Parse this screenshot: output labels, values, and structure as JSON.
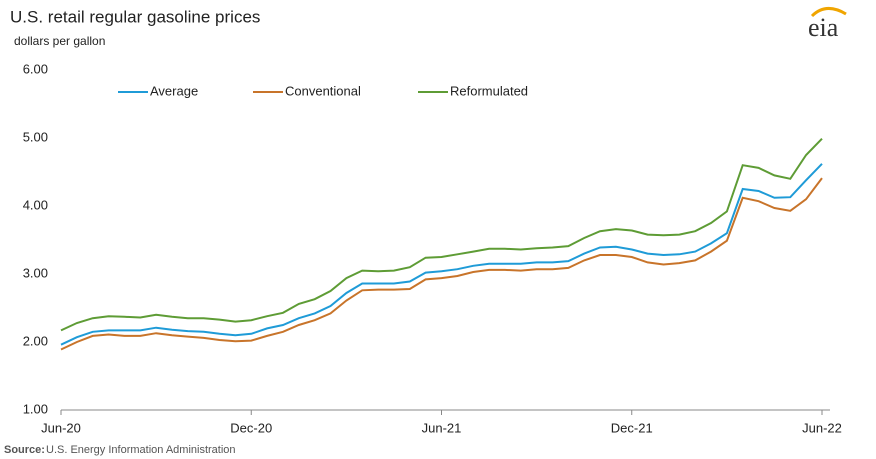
{
  "chart_data": {
    "type": "line",
    "title": "U.S. retail regular gasoline prices",
    "subtitle": "dollars per gallon",
    "logo": "eia",
    "source_label": "Source:",
    "source": "U.S. Energy Information Administration",
    "categories": [
      "Jun-20",
      null,
      null,
      null,
      null,
      null,
      null,
      null,
      null,
      null,
      null,
      null,
      "Dec-20",
      null,
      null,
      null,
      null,
      null,
      null,
      null,
      null,
      null,
      null,
      null,
      "Jun-21",
      null,
      null,
      null,
      null,
      null,
      null,
      null,
      null,
      null,
      null,
      null,
      "Dec-21",
      null,
      null,
      null,
      null,
      null,
      null,
      null,
      null,
      null,
      null,
      null,
      "Jun-22"
    ],
    "series": [
      {
        "name": "Average",
        "color": "#1f9bd7",
        "values": [
          1.96,
          2.07,
          2.15,
          2.17,
          2.17,
          2.17,
          2.21,
          2.18,
          2.16,
          2.15,
          2.12,
          2.1,
          2.12,
          2.2,
          2.25,
          2.35,
          2.42,
          2.53,
          2.72,
          2.86,
          2.86,
          2.86,
          2.89,
          3.02,
          3.04,
          3.07,
          3.12,
          3.15,
          3.15,
          3.15,
          3.17,
          3.17,
          3.19,
          3.3,
          3.39,
          3.4,
          3.36,
          3.3,
          3.28,
          3.29,
          3.33,
          3.45,
          3.6,
          4.25,
          4.22,
          4.12,
          4.13,
          4.38,
          4.62
        ]
      },
      {
        "name": "Conventional",
        "color": "#c8742a",
        "values": [
          1.89,
          2.0,
          2.09,
          2.11,
          2.09,
          2.09,
          2.13,
          2.1,
          2.08,
          2.06,
          2.03,
          2.01,
          2.02,
          2.09,
          2.15,
          2.25,
          2.32,
          2.42,
          2.61,
          2.76,
          2.77,
          2.77,
          2.78,
          2.92,
          2.94,
          2.97,
          3.03,
          3.06,
          3.06,
          3.05,
          3.07,
          3.07,
          3.09,
          3.2,
          3.28,
          3.28,
          3.25,
          3.17,
          3.14,
          3.16,
          3.2,
          3.33,
          3.49,
          4.12,
          4.07,
          3.97,
          3.93,
          4.1,
          4.41
        ]
      },
      {
        "name": "Reformulated",
        "color": "#5e9c35",
        "values": [
          2.17,
          2.28,
          2.35,
          2.38,
          2.37,
          2.36,
          2.4,
          2.37,
          2.35,
          2.35,
          2.33,
          2.3,
          2.32,
          2.38,
          2.43,
          2.56,
          2.63,
          2.75,
          2.94,
          3.05,
          3.04,
          3.05,
          3.1,
          3.24,
          3.25,
          3.29,
          3.33,
          3.37,
          3.37,
          3.36,
          3.38,
          3.39,
          3.41,
          3.53,
          3.63,
          3.66,
          3.64,
          3.58,
          3.57,
          3.58,
          3.63,
          3.75,
          3.92,
          4.6,
          4.56,
          4.45,
          4.4,
          4.75,
          4.99
        ]
      }
    ],
    "ylim": [
      1,
      6
    ],
    "yticks": [
      {
        "value": 1,
        "label": "1.00"
      },
      {
        "value": 2,
        "label": "2.00"
      },
      {
        "value": 3,
        "label": "3.00"
      },
      {
        "value": 4,
        "label": "4.00"
      },
      {
        "value": 5,
        "label": "5.00"
      },
      {
        "value": 6,
        "label": "6.00"
      }
    ],
    "grid": false,
    "legend": "top-left"
  }
}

:::

DIRECTIVE: Extract all the entries word for word; omit any pictures.

RESULT FOR THIS TASK:
Parse this screenshot: output labels, values, and structure as JSON.
{
  "chart_data": {
    "type": "line",
    "title": "U.S. retail regular gasoline prices",
    "subtitle": "dollars per gallon",
    "logo": "eia",
    "source_label": "Source:",
    "source": "U.S. Energy Information Administration",
    "categories": [
      "Jun-20",
      null,
      null,
      null,
      null,
      null,
      null,
      null,
      null,
      null,
      null,
      null,
      "Dec-20",
      null,
      null,
      null,
      null,
      null,
      null,
      null,
      null,
      null,
      null,
      null,
      "Jun-21",
      null,
      null,
      null,
      null,
      null,
      null,
      null,
      null,
      null,
      null,
      null,
      "Dec-21",
      null,
      null,
      null,
      null,
      null,
      null,
      null,
      null,
      null,
      null,
      null,
      "Jun-22"
    ],
    "series": [
      {
        "name": "Average",
        "color": "#1f9bd7",
        "values": [
          1.96,
          2.07,
          2.15,
          2.17,
          2.17,
          2.17,
          2.21,
          2.18,
          2.16,
          2.15,
          2.12,
          2.1,
          2.12,
          2.2,
          2.25,
          2.35,
          2.42,
          2.53,
          2.72,
          2.86,
          2.86,
          2.86,
          2.89,
          3.02,
          3.04,
          3.07,
          3.12,
          3.15,
          3.15,
          3.15,
          3.17,
          3.17,
          3.19,
          3.3,
          3.39,
          3.4,
          3.36,
          3.3,
          3.28,
          3.29,
          3.33,
          3.45,
          3.6,
          4.25,
          4.22,
          4.12,
          4.13,
          4.38,
          4.62
        ]
      },
      {
        "name": "Conventional",
        "color": "#c8742a",
        "values": [
          1.89,
          2.0,
          2.09,
          2.11,
          2.09,
          2.09,
          2.13,
          2.1,
          2.08,
          2.06,
          2.03,
          2.01,
          2.02,
          2.09,
          2.15,
          2.25,
          2.32,
          2.42,
          2.61,
          2.76,
          2.77,
          2.77,
          2.78,
          2.92,
          2.94,
          2.97,
          3.03,
          3.06,
          3.06,
          3.05,
          3.07,
          3.07,
          3.09,
          3.2,
          3.28,
          3.28,
          3.25,
          3.17,
          3.14,
          3.16,
          3.2,
          3.33,
          3.49,
          4.12,
          4.07,
          3.97,
          3.93,
          4.1,
          4.41
        ]
      },
      {
        "name": "Reformulated",
        "color": "#5e9c35",
        "values": [
          2.17,
          2.28,
          2.35,
          2.38,
          2.37,
          2.36,
          2.4,
          2.37,
          2.35,
          2.35,
          2.33,
          2.3,
          2.32,
          2.38,
          2.43,
          2.56,
          2.63,
          2.75,
          2.94,
          3.05,
          3.04,
          3.05,
          3.1,
          3.24,
          3.25,
          3.29,
          3.33,
          3.37,
          3.37,
          3.36,
          3.38,
          3.39,
          3.41,
          3.53,
          3.63,
          3.66,
          3.64,
          3.58,
          3.57,
          3.58,
          3.63,
          3.75,
          3.92,
          4.6,
          4.56,
          4.45,
          4.4,
          4.75,
          4.99
        ]
      }
    ],
    "ylim": [
      1,
      6
    ],
    "yticks": [
      {
        "value": 1,
        "label": "1.00"
      },
      {
        "value": 2,
        "label": "2.00"
      },
      {
        "value": 3,
        "label": "3.00"
      },
      {
        "value": 4,
        "label": "4.00"
      },
      {
        "value": 5,
        "label": "5.00"
      },
      {
        "value": 6,
        "label": "6.00"
      }
    ],
    "grid": false,
    "legend": "top-left"
  }
}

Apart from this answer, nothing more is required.